#### [Given exercise]
Show all lines from the data that include the word "values".

#### [Items]
>> BEGIN
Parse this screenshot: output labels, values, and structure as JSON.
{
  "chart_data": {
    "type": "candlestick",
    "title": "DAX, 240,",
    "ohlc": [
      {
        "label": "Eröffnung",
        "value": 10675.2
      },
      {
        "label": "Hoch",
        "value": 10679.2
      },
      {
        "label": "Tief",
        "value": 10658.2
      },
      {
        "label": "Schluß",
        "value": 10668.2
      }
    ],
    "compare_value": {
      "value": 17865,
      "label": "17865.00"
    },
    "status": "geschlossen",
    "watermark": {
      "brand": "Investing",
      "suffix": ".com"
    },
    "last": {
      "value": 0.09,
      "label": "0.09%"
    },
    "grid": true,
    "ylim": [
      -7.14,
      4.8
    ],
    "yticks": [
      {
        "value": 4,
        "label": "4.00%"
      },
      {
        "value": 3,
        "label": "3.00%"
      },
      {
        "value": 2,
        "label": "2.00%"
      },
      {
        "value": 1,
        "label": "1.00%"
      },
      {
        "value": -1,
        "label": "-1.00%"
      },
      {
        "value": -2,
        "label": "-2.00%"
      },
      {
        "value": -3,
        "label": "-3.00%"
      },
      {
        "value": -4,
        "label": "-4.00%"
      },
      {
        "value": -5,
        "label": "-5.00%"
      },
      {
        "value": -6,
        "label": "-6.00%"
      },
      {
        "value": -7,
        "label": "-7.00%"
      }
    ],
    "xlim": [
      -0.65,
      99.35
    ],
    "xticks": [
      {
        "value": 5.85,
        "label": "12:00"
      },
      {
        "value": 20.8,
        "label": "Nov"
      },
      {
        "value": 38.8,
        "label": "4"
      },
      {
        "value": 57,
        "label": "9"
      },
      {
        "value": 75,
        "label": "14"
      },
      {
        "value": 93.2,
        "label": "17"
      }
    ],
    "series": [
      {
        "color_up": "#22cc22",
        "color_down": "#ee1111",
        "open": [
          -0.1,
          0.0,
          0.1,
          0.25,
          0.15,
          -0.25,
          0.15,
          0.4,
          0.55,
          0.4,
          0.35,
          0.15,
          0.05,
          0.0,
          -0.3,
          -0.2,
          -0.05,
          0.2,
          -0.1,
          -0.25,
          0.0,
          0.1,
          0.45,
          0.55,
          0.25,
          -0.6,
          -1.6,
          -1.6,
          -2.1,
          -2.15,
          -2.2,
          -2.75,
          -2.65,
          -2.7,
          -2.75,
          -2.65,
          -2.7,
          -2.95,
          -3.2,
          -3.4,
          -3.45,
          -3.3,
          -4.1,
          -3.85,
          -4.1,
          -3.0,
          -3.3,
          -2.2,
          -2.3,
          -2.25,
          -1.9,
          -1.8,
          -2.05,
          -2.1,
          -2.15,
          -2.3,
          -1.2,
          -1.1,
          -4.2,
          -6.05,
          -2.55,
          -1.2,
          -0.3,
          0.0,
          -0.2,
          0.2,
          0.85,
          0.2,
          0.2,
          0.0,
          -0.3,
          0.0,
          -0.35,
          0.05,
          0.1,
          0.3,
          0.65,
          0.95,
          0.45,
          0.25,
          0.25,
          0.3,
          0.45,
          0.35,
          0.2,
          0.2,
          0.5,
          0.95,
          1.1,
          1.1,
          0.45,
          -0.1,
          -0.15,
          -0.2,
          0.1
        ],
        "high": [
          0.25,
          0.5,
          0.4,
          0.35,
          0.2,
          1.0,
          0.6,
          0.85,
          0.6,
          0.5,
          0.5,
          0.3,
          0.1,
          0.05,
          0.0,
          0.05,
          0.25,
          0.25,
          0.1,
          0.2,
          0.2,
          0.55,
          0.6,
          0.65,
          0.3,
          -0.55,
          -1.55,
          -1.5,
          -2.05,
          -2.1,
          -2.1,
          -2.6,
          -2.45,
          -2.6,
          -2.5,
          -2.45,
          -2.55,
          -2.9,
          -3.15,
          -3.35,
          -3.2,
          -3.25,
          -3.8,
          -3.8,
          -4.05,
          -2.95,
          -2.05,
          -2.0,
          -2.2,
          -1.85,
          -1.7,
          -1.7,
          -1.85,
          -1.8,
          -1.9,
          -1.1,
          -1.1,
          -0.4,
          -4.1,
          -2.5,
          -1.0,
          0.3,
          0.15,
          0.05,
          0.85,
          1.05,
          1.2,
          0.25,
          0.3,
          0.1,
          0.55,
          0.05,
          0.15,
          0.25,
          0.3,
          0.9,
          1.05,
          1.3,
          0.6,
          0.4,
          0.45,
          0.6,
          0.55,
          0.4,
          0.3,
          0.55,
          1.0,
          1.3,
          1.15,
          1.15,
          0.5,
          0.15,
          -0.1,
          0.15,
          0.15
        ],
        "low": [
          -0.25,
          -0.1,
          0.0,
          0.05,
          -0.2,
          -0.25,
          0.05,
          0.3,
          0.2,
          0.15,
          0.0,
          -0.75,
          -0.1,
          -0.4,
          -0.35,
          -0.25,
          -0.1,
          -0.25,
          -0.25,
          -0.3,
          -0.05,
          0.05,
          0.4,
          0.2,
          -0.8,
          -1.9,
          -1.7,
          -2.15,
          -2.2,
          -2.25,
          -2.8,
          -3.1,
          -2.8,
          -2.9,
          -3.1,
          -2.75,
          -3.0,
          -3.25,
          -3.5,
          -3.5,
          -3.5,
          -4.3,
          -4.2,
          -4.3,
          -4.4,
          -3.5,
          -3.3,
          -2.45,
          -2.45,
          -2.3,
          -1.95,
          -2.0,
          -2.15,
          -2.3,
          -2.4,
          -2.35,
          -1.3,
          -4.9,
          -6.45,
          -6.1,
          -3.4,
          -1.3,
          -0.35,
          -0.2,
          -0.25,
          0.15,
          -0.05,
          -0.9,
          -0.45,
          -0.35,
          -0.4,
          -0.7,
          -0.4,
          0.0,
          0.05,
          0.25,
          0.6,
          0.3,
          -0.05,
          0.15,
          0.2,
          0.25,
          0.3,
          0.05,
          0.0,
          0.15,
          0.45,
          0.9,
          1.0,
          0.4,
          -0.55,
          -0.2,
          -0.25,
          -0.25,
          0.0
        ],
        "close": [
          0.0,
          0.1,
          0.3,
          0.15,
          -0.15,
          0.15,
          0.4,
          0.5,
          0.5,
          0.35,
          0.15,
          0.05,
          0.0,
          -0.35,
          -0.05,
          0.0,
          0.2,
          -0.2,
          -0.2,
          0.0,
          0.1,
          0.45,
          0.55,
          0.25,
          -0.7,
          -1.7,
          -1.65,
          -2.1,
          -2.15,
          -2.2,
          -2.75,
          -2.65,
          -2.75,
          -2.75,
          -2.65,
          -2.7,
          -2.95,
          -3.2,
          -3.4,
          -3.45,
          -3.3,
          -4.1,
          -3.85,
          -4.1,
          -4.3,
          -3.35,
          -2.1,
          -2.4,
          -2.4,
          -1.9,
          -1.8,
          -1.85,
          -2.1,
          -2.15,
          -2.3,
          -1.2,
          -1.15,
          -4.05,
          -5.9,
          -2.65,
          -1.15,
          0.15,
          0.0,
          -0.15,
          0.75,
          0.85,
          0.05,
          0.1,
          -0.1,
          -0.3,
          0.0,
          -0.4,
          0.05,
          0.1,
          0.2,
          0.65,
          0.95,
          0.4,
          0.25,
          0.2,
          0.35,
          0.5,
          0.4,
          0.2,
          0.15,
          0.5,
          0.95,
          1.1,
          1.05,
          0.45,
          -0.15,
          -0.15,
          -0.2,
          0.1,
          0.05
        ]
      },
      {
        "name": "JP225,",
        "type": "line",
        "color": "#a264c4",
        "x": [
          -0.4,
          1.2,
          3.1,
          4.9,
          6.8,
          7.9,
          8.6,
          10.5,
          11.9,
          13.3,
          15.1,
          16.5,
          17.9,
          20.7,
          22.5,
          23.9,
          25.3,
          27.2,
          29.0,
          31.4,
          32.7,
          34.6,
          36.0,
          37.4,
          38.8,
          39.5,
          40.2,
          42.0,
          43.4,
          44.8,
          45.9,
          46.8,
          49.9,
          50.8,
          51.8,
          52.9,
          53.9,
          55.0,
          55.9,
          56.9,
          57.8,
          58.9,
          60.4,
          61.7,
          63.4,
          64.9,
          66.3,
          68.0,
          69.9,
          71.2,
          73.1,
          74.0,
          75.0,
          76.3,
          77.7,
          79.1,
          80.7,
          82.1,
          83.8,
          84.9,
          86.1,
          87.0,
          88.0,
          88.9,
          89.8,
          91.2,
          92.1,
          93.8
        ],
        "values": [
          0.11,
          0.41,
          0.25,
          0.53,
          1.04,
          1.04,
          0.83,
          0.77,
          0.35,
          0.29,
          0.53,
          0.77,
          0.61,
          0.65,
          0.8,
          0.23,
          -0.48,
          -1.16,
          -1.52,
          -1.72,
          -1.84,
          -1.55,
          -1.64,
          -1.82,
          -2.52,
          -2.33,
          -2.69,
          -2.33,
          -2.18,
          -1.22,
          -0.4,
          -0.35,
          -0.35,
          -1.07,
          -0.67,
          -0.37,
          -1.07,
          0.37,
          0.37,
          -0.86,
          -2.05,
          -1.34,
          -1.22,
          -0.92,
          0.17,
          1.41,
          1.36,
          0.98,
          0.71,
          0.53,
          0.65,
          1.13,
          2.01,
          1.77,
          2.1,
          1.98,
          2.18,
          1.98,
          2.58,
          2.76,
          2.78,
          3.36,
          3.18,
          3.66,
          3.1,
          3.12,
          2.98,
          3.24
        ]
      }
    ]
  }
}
>> END
#### [Answer for the task]
Parse this screenshot: output labels, values, and structure as JSON.
        "values": [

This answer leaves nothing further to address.